SHORT PROBLEM:
Please set down all the lines beneath this one exactly, without the pictures.

— start of MATERIAL —

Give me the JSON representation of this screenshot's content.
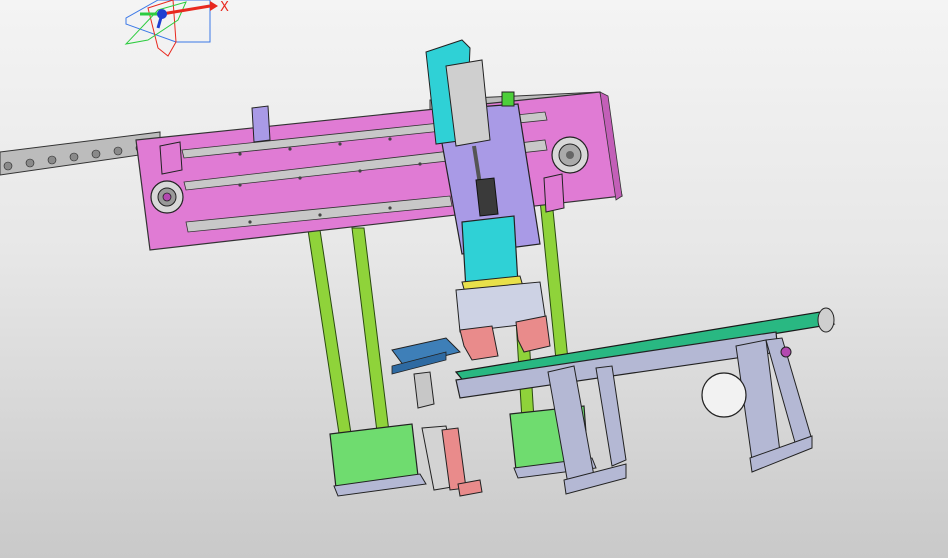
{
  "viewport": {
    "triad": {
      "x_axis_label": "X",
      "x_axis_color": "#e8281e",
      "y_axis_color": "#2ecc40",
      "z_axis_color": "#1f3fd1"
    }
  },
  "model": {
    "parts": [
      {
        "name": "chain-conveyor",
        "color": "#b5b5b5"
      },
      {
        "name": "slide-plate",
        "color": "#e07bd4"
      },
      {
        "name": "linear-rail",
        "color": "#c2c2c2"
      },
      {
        "name": "support-column",
        "color": "#8fd33a"
      },
      {
        "name": "column-base",
        "color": "#6fdc6f"
      },
      {
        "name": "lift-cylinder",
        "color": "#2fd1d6"
      },
      {
        "name": "carriage-plate",
        "color": "#a99ae6"
      },
      {
        "name": "gripper-jaw",
        "color": "#e98b8b"
      },
      {
        "name": "tray-fixture",
        "color": "#3e7fb8"
      },
      {
        "name": "belt-conveyor",
        "color": "#29b882"
      },
      {
        "name": "conveyor-frame",
        "color": "#b4b8d4"
      }
    ]
  }
}
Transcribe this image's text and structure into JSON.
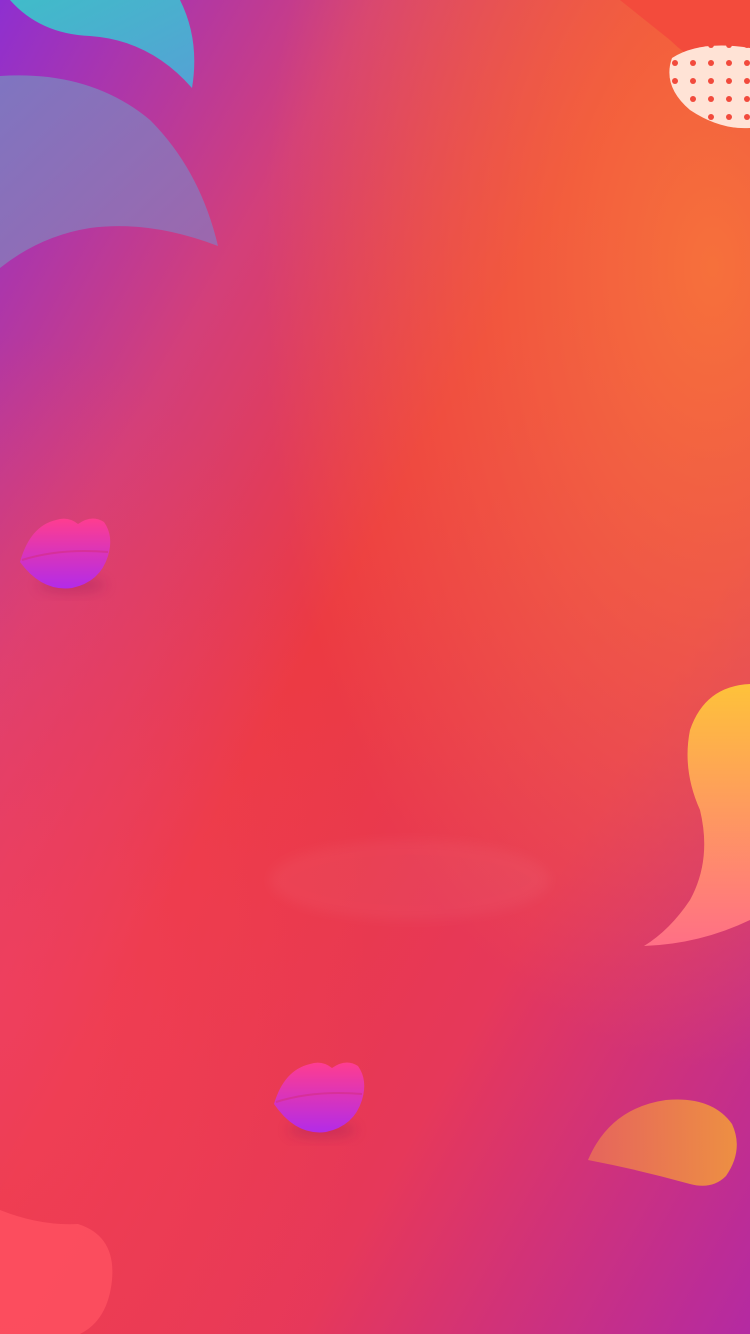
{
  "background": {
    "description_colors": {
      "top_left": "#8e2fd0",
      "top_right": "#f7733a",
      "center": "#ec3a42",
      "bottom_left": "#f1405f",
      "bottom_right": "#b42aa2"
    }
  },
  "decorations": {
    "petal_colors": {
      "teal": "#3cc3c9",
      "purple_blue": "#7d7bc0",
      "orange_red": "#f24a3c",
      "yellow": "#fec23a",
      "pink": "#ff6f86",
      "coral": "#fc4e5f"
    },
    "lips_colors": {
      "top": "#ff3d8f",
      "bottom": "#b32be8"
    }
  }
}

— end of MATERIAL —

EXERCISE SOLUTION:
Give me the JSON representation of this screenshot's content.
{
  "viewport": {
    "triad": {
      "x_axis_label": "X",
      "x_axis_color": "#e8281e",
      "y_axis_color": "#2ecc40",
      "z_axis_color": "#1f3fd1"
    }
  },
  "model": {
    "parts": [
      {
        "name": "chain-conveyor",
        "color": "#b5b5b5"
      },
      {
        "name": "slide-plate",
        "color": "#e07bd4"
      },
      {
        "name": "linear-rail",
        "color": "#c2c2c2"
      },
      {
        "name": "support-column",
        "color": "#8fd33a"
      },
      {
        "name": "column-base",
        "color": "#6fdc6f"
      },
      {
        "name": "lift-cylinder",
        "color": "#2fd1d6"
      },
      {
        "name": "carriage-plate",
        "color": "#a99ae6"
      },
      {
        "name": "gripper-jaw",
        "color": "#e98b8b"
      },
      {
        "name": "tray-fixture",
        "color": "#3e7fb8"
      },
      {
        "name": "belt-conveyor",
        "color": "#29b882"
      },
      {
        "name": "conveyor-frame",
        "color": "#b4b8d4"
      }
    ]
  }
}
Transcribe this image's text and structure into JSON.
{
  "background": {
    "description_colors": {
      "top_left": "#8e2fd0",
      "top_right": "#f7733a",
      "center": "#ec3a42",
      "bottom_left": "#f1405f",
      "bottom_right": "#b42aa2"
    }
  },
  "decorations": {
    "petal_colors": {
      "teal": "#3cc3c9",
      "purple_blue": "#7d7bc0",
      "orange_red": "#f24a3c",
      "yellow": "#fec23a",
      "pink": "#ff6f86",
      "coral": "#fc4e5f"
    },
    "lips_colors": {
      "top": "#ff3d8f",
      "bottom": "#b32be8"
    }
  }
}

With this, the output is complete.